_Record list_.
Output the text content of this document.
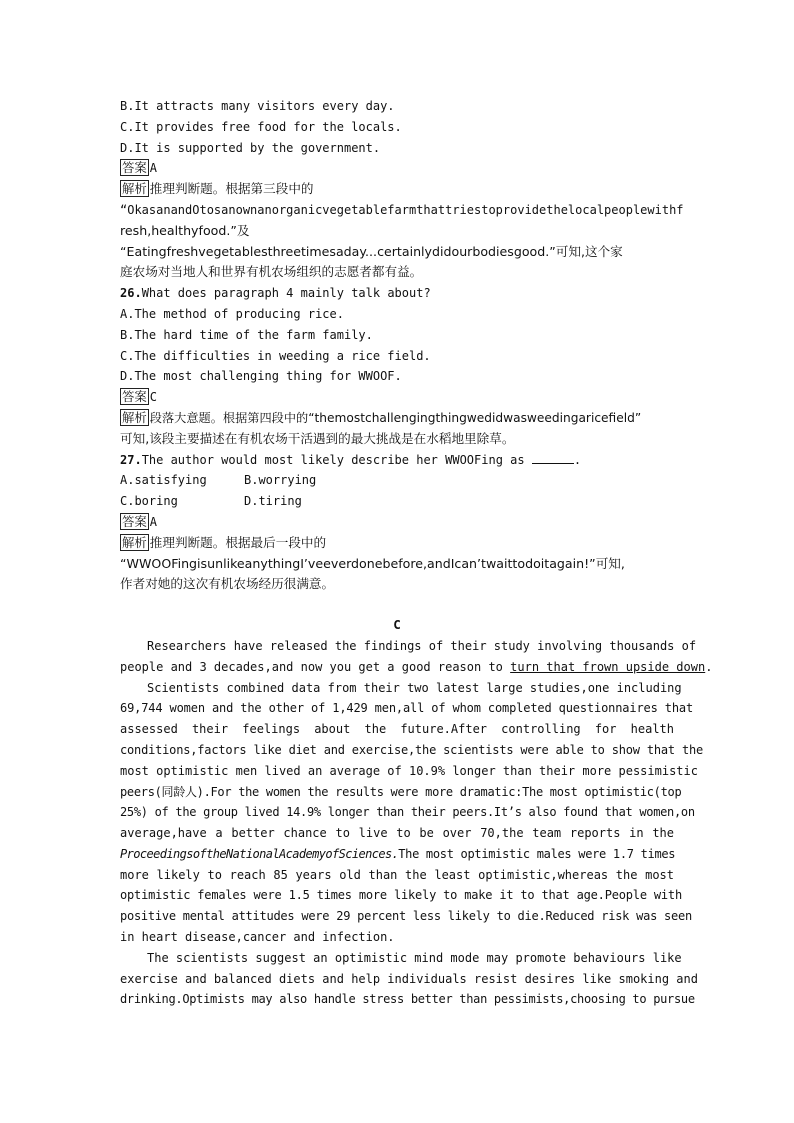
B.It attracts many visitors every day.
C.It provides free food for the locals.
D.It is supported by the government.
答案 A
解析 推理判断题。根据第三段中的
“OkasanandOtosanownanorganicvegetablefarmthattriestoprovidethelocalpeoplewithf
resh,healthyfood.”及
“Eatingfreshvegetablesthreetimesaday...certainlydidourbodiesgood.”可知,这个家
庭农场对当地人和世界有机农场组织的志愿者都有益。
26.What does paragraph 4 mainly talk about?
A.The method of producing rice.
B.The hard time of the farm family.
C.The difficulties in weeding a rice field.
D.The most challenging thing for WWOOF.
答案 C
解析 段落大意题。根据第四段中的“themostchallengingthingwedidwasweedingaricefield”
可知,该段主要描述在有机农场干活遇到的最大挑战是在水稻地里除草。
27.The author would most likely describe her WWOOFing as	.
A.satisfying	B.worrying
C.boring	D.tiring
答案 A
解析 推理判断题。根据最后一段中的
“WWOOFingisunlikeanythingI’veeverdonebefore,andIcan’twaittodoitagain!”可知,
作者对她的这次有机农场经历很满意。
C
Researchers have released the findings of their study involving thousands of
people and 3 decades,and now you get a good reason to turn that frown upside down.
Scientists combined data from their two latest large studies,one including
69,744 women and the other of 1,429 men,all of whom completed questionnaires that
assessed their feelings about the future.After controlling for health
conditions,factors like diet and exercise,the scientists were able to show that the
most optimistic men lived an average of 10.9% longer than their more pessimistic
peers(同龄人).For the women the results were more dramatic:The most optimistic(top
25%) of the group lived 14.9% longer than their peers.It’s also found that women,on
average,have a better chance to live to be over 70,the team reports in the
ProceedingsoftheNationalAcademyofSciences.The most optimistic males were 1.7 times
more likely to reach 85 years old than the least optimistic,whereas the most
optimistic females were 1.5 times more likely to make it to that age.People with
positive mental attitudes were 29 percent less likely to die.Reduced risk was seen
in heart disease,cancer and infection.
The scientists suggest an optimistic mind mode may promote behaviours like
exercise and balanced diets and help individuals resist desires like smoking and
drinking.Optimists may also handle stress better than pessimists,choosing to pursue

_Your instructions_. Show, from the listing above, each line that contains the word "average".

_Expected output_.
most optimistic men lived an average of 10.9% longer than their more pessimistic
average,have a better chance to live to be over 70,the team reports in the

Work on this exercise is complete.